Goal 1
Answer these questions about the comment thread on the band Wednesday. Mark each answer with the same letter.
(a) Whose side project does one commenter suggest viewing the band as?
(b) What genre has one commenter drifted toward in later years, besides certain types of country?
(c) How many times did the commenter who streamed the album after reading a review listen to it?
Goal 2
Carry the comment thread about the band Wednesday forward from its last comment.
======== Document segment ========
January 7, 2026 @ 12:09 am
I have tried and I just do not understand what’s so special about this band.
January 7, 2026 @ 4:15 am
Just look at it as a MJ Lenderman side project.
January 7, 2026 @ 5:57 pm
Not anymore since he left the band.
January 7, 2026 @ 8:41 pm
Also overrated, in my opinion… I’m just not into this particular scene I guess.
January 9, 2026 @ 6:27 pm
I’m an indie rock music listener who agrees with you on both counts.
January 7, 2026 @ 12:54 am
While I mostly agree with you, I do think lyrically some of the songs are certainly edging more towards what I like from country songs, but just don’t musically sound country.
As an indie rock fan who in later years has drifted more towards “Americana” and certain types of country Wednesday appeals to me a lot.
January 7, 2026 @ 1:26 am
I streamed this album when I read a review of it some time ago. Definitely not country. In my opinion, not very good either. It has one or two decent tracks but even they are nothing special. Having seen some of the praise, I expected something that would impress me more but maybe my hopes were raised too high. One listen was enough for me and I listen to rock, alternative rock or whatever. .
======== Raw data ========
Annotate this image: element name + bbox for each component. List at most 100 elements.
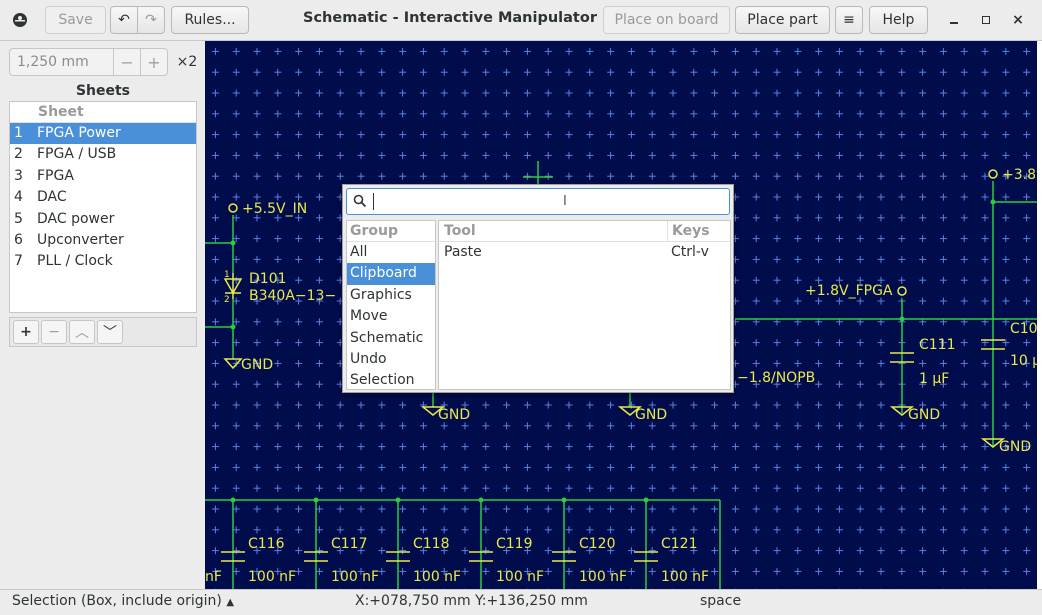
grid-increase-button[interactable]: + [140, 48, 168, 76]
hamburger-menu-button[interactable]: ≡ [835, 6, 863, 34]
cursor-coordinates: X:+078,750 mm Y:+136,250 mm [355, 593, 588, 609]
sheet-row[interactable]: 6 Upconverter [10, 230, 196, 251]
minimize-button[interactable] [942, 8, 966, 32]
grid-decrease-button[interactable]: − [113, 48, 141, 76]
d101-pin1: 1 [224, 270, 230, 280]
left-panel: 1,250 mm − + ×2 Sheets Sheet 1 FPGA Power… [0, 41, 205, 589]
add-sheet-button[interactable]: + [13, 320, 39, 344]
c10-ref: C10 [1010, 321, 1037, 337]
gnd-label: GND [241, 357, 273, 373]
gnd-label: GND [999, 439, 1031, 455]
minus-icon: − [48, 324, 60, 340]
text-cursor-icon: I [563, 194, 567, 209]
sheet-row[interactable]: 5 DAC power [10, 209, 196, 230]
column-divider [667, 221, 668, 241]
cap-ref: C121 [661, 536, 698, 552]
group-item[interactable]: Schematic [347, 328, 435, 349]
remove-sheet-button[interactable]: − [41, 320, 67, 344]
net-label-1v8: +1.8V_FPGA [805, 283, 893, 299]
header-bar: Save ↶ ↷ Rules... Schematic - Interactiv… [0, 0, 1042, 41]
grid-spacing-input[interactable]: 1,250 mm [9, 48, 113, 76]
d101-value: B340A−13− [249, 288, 336, 304]
sheet-list: Sheet 1 FPGA Power 2 FPGA / USB 3 FPGA 4 DAC… [9, 101, 197, 313]
close-button[interactable]: × [1006, 8, 1030, 32]
chevron-down-icon: ﹀ [103, 325, 117, 341]
sheet-row[interactable]: 1 FPGA Power [10, 123, 196, 145]
cap-value: 100 nF [248, 569, 296, 585]
c111-value: 1 μF [919, 371, 949, 387]
sheet-toolbar: + − ︿ ﹀ [9, 317, 197, 347]
search-icon [353, 194, 367, 212]
part-value-nopb: −1.8/NOPB [737, 370, 815, 386]
redo-button[interactable]: ↷ [137, 6, 165, 34]
tool-row[interactable]: Paste Ctrl-v [439, 242, 730, 263]
group-item[interactable]: Undo [347, 349, 435, 370]
place-on-board-button[interactable]: Place on board [603, 6, 730, 34]
grid-multiplier-button[interactable]: ×2 [174, 48, 200, 76]
sheet-row[interactable]: 2 FPGA / USB [10, 144, 196, 165]
move-sheet-up-button[interactable]: ︿ [69, 320, 95, 344]
gnd-label: GND [438, 407, 470, 423]
close-icon: × [1012, 12, 1024, 28]
help-button[interactable]: Help [869, 6, 928, 34]
minus-icon: − [120, 52, 134, 72]
cap-value: 100 nF [496, 569, 544, 585]
tool-list: Tool Keys Paste Ctrl-v [438, 220, 731, 390]
sheets-title: Sheets [75, 83, 131, 99]
maximize-button[interactable] [974, 8, 998, 32]
cap-value: 100 nF [661, 569, 709, 585]
minimize-icon [950, 22, 958, 24]
d101-ref: D101 [249, 271, 287, 287]
tool-search-popup: I Group All Clipboard Graphics Move Sche… [342, 184, 734, 393]
cap-ref: C118 [413, 536, 450, 552]
hamburger-icon: ≡ [843, 12, 855, 28]
sheet-row[interactable]: 3 FPGA [10, 166, 196, 187]
keys-column-header[interactable]: Keys [672, 221, 710, 241]
group-item[interactable]: Graphics [347, 285, 435, 306]
cap-value-partial: nF [205, 569, 222, 585]
cap-ref: C117 [331, 536, 368, 552]
group-item[interactable]: Clipboard [347, 263, 435, 285]
rules-button[interactable]: Rules... [171, 6, 249, 34]
c10-value: 10 μ [1010, 353, 1037, 369]
maximize-icon [982, 16, 990, 24]
undo-icon: ↶ [118, 12, 130, 28]
sheet-row[interactable]: 7 PLL / Clock [10, 251, 196, 272]
redo-icon: ↷ [145, 12, 157, 28]
group-list: Group All Clipboard Graphics Move Schema… [346, 220, 436, 390]
plus-icon: + [147, 52, 161, 72]
triangle-up-icon: ▲ [226, 597, 235, 608]
selection-mode-button[interactable]: Selection (Box, include origin) ▲ [12, 593, 234, 609]
group-column-header[interactable]: Group [347, 221, 435, 242]
chevron-up-icon: ︿ [75, 325, 89, 341]
net-label-3v8: +3.8 [1002, 167, 1036, 183]
c111-ref: C111 [919, 337, 956, 353]
sheet-column-header[interactable]: Sheet [10, 102, 196, 123]
group-item[interactable]: Move [347, 306, 435, 327]
save-button[interactable]: Save [45, 6, 106, 34]
d101-pin2: 2 [224, 295, 230, 305]
key-sequence: space [700, 593, 742, 609]
tool-column-header[interactable]: Tool [444, 221, 476, 241]
net-label-5v5: +5.5V_IN [242, 201, 307, 217]
place-part-button[interactable]: Place part [735, 6, 830, 34]
search-input[interactable] [373, 193, 374, 210]
gnd-label: GND [635, 407, 667, 423]
cap-value: 100 nF [413, 569, 461, 585]
right-edge-strip [1037, 41, 1042, 589]
group-item[interactable]: Selection [347, 370, 435, 391]
group-item[interactable]: All [347, 242, 435, 263]
undo-button[interactable]: ↶ [110, 6, 138, 34]
move-sheet-down-button[interactable]: ﹀ [97, 320, 123, 344]
cap-value: 100 nF [331, 569, 379, 585]
app-menu-icon[interactable] [8, 8, 32, 32]
tool-search-field[interactable]: I [346, 188, 730, 215]
cap-ref: C116 [248, 536, 285, 552]
sheet-row[interactable]: 4 DAC [10, 187, 196, 208]
plus-icon: + [20, 324, 32, 340]
cap-ref: C119 [496, 536, 533, 552]
gnd-label: GND [908, 407, 940, 423]
cap-value: 100 nF [579, 569, 627, 585]
tool-keys: Ctrl-v [671, 244, 709, 260]
window-title: Schematic - Interactive Manipulator [303, 10, 597, 26]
========
Reply 1
(a) MJ Lenderman's
(b) "Americana"
(c) Once

Reply 2
January 7, 2026 @ 7:19 am
Wednesday rips. MJ lenderman rips. Neither of them are remotely country acts and neither claim to be. The only people who would claim they are country or even country-adjacent are casual fans who only know elderberry wine, or who think any guitar based music could qualify for country. But yeah this rips hard
Like jeremy pinnell
January 7, 2026 @ 7:39 am
This certainly isn’t a Country tune, and it doesn’t even sound remotely like one even if there’s a steel in it. Each to their own, but these guys aren’t my cup of tea and sound more like a watered down Emo version of Sheryl Crow thing if anything.
January 7, 2026 @ 9:24 am
MJ Lenderman is probably my favorite indie rock guy right now. He definitely nails the aesthetic of that type of music I’m into.
Also like am I the only person who thought the big song that made waves Right Back To It sounded a whole lot like Scale These Walls by Caroline Spence?
January 7, 2026 @ 9:47 am
This seems more of an indictment of your readers than a review of Wednesday and their album. Not really sure what the point is here.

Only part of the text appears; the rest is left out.